■ **Text section**:
════════

Wednesday 29 June 2011

dark star

I suppose I wrote the previous post about ennui and waystations, etc, due to my part-time job being at a kind of ennui-ridden waystation (a satellite campus of a school located in a rural part of the county); even this blog site doesn't seem to get much traffic, making it a kind of cyber ghosttown. These places, real and virtual, analog and digital, fascinate me. There's a British site online that documents decay in the physical world, and online sites that explore derelict, abandoned web sites. Sand scrapes away the physical world, flowers and vegetations and animals bloom; bytes pile up in the cyber ghost worlds, a mountain of information overload, a refracted funhouse of confusing authenticities, an ever-growing organism of electricity and data whose derelict and abandoned areas grow alongside the new material added to the web every milisecond.

The place I work at is largely uninhabitated (though infrastructure is present); I've seen a number of businesses come and go. It's not the most expansive place, acreage-wise, but in its little way is bordering on being a ghost town (or, if you look at it differently, is bordering on booming). The place I work at is like the "anchor" business; people come to us regarding the overall site but we are only leasers, we are only one business -- but since there's no central management office onsite and infrastructure maintenance and cleaning seems sporadic and part-time, people assume we are the place to go. The overall site has no food service, not even a vending machine, no wifi, not much of anything but empty schoolrooms. We have a water fountain and restrooms. There's an abandoned chicken coop and overgrown organic garden. A nice big oak tree in a parking lot that isn't used much, but is home for bees, for birds. I contributed my own microwave oven to the office I work in. I like this outpost nature of things; "satellite" isn't just an analogy but quite literal: we're a skeleton crew with only the basics of survival (restroom, water, light, HVAC, power, parking, etc), a shadow of the larger entity we represent, a lost kingdom in the empire.

We have extremely busy times, but there is much downtime. (It is, I imagine, akin to working at a fire station in a small town; but, then again, small towns often have volunteer firefighters.) People coming in have noted the quietude in the air, found it palpable -- objectionable, even; the light hum of computer brains, the tapping of keys and clicking of mice. The unpredictable thermostat and HVAC like a character in a Tom Waits song about a drunk piano. Our sign blows over outside, and none of us rush to right it. Someone stirs and fixes it. The other day I saw a man smoking a cigarette and trying to secretively piss in the bushes of our parking lot.

════════

■ **Supplied records**:
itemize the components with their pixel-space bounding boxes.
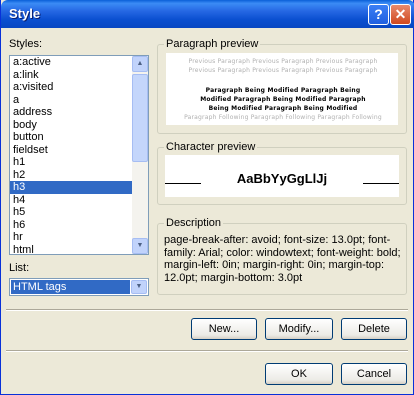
styles-label: Styles:	[9, 38, 43, 50]
style-list-item[interactable]: h4	[10, 194, 148, 207]
style-list-item[interactable]: body	[10, 119, 148, 132]
style-list-item[interactable]: address	[10, 106, 148, 119]
style-list-item[interactable]: button	[10, 131, 148, 144]
delete-button[interactable]: Delete	[341, 318, 407, 340]
scroll-up-arrow-icon[interactable]: ▲	[132, 56, 148, 72]
modify-button[interactable]: Modify...	[265, 318, 333, 340]
scroll-down-arrow-icon[interactable]: ▼	[132, 238, 148, 254]
help-button[interactable]: ?	[368, 4, 389, 25]
style-list-item[interactable]: fieldset	[10, 144, 148, 157]
styles-list: a:active a:link a:visited a address body butto…	[10, 56, 148, 254]
list-dropdown[interactable]: HTML tags ▼	[9, 278, 149, 296]
style-list-item[interactable]: a:visited	[10, 81, 148, 94]
new-button[interactable]: New...	[191, 318, 257, 340]
list-dropdown-value: HTML tags	[11, 280, 130, 294]
style-list-item[interactable]: hr	[10, 231, 148, 244]
character-preview-label: Character preview	[164, 141, 258, 153]
style-dialog: Style ? ✕ Styles: a:active a:link a:visite…	[0, 0, 414, 395]
style-list-item[interactable]: h3	[10, 181, 148, 194]
close-icon: ✕	[394, 6, 407, 22]
paragraph-preview-label: Paragraph preview	[164, 38, 261, 50]
window-title: Style	[9, 6, 41, 21]
style-list-item[interactable]: a	[10, 94, 148, 107]
following-paragraph-line: Paragraph Following Paragraph Following …	[184, 114, 382, 121]
paragraph-preview-box: Previous Paragraph Previous Paragraph Pr…	[165, 52, 399, 126]
styles-scrollbar[interactable]: ▲ ▼	[132, 56, 148, 254]
dropdown-arrow-icon[interactable]: ▼	[131, 280, 147, 294]
baseline-right	[363, 183, 399, 184]
description-label: Description	[164, 217, 224, 229]
close-button[interactable]: ✕	[390, 4, 411, 25]
ok-button[interactable]: OK	[265, 363, 333, 385]
scroll-thumb[interactable]	[132, 74, 148, 162]
modified-paragraph-line: Modified Paragraph Being Modified Paragr…	[200, 96, 366, 103]
style-list-item[interactable]: a:active	[10, 56, 148, 69]
modified-paragraph-line: Being Modified Paragraph Being Modified	[208, 105, 358, 112]
previous-paragraph-line: Previous Paragraph Previous Paragraph Pr…	[188, 67, 378, 74]
title-bar[interactable]: Style ? ✕	[1, 0, 414, 28]
cancel-button[interactable]: Cancel	[341, 363, 407, 385]
styles-listbox[interactable]: a:active a:link a:visited a address body butto…	[9, 55, 149, 255]
style-list-item[interactable]: h1	[10, 156, 148, 169]
separator	[6, 309, 408, 311]
previous-paragraph-line: Previous Paragraph Previous Paragraph Pr…	[188, 58, 378, 65]
style-list-item[interactable]: h5	[10, 206, 148, 219]
style-list-item[interactable]: h2	[10, 169, 148, 182]
list-label: List:	[9, 262, 30, 274]
character-preview-box: AaBbYyGgLlJj	[165, 155, 399, 197]
style-list-item[interactable]: h6	[10, 219, 148, 232]
question-mark-icon: ?	[374, 6, 383, 22]
description-text: page-break-after: avoid; font-size: 13.0…	[164, 234, 401, 284]
separator	[6, 350, 408, 352]
modified-paragraph-line: Paragraph Being Modified Paragraph Being	[205, 87, 361, 94]
style-list-item[interactable]: a:link	[10, 69, 148, 82]
style-list-item[interactable]: html	[10, 244, 148, 254]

════════

■ **Aim of the exercise**: Quote the blog post word for word, from "We have extremely" up to and including "our parking lot.". The listing comes from a source unrelated to the blog post.

■ **Solution for this task**:
We have extremely busy times, but there is much downtime. (It is, I imagine, akin to working at a fire station in a small town; but, then again, small towns often have volunteer firefighters.) People coming in have noted the quietude in the air, found it palpable -- objectionable, even; the light hum of computer brains, the tapping of keys and clicking of mice. The unpredictable thermostat and HVAC like a character in a Tom Waits song about a drunk piano. Our sign blows over outside, and none of us rush to right it. Someone stirs and fixes it. The other day I saw a man smoking a cigarette and trying to secretively piss in the bushes of our parking lot.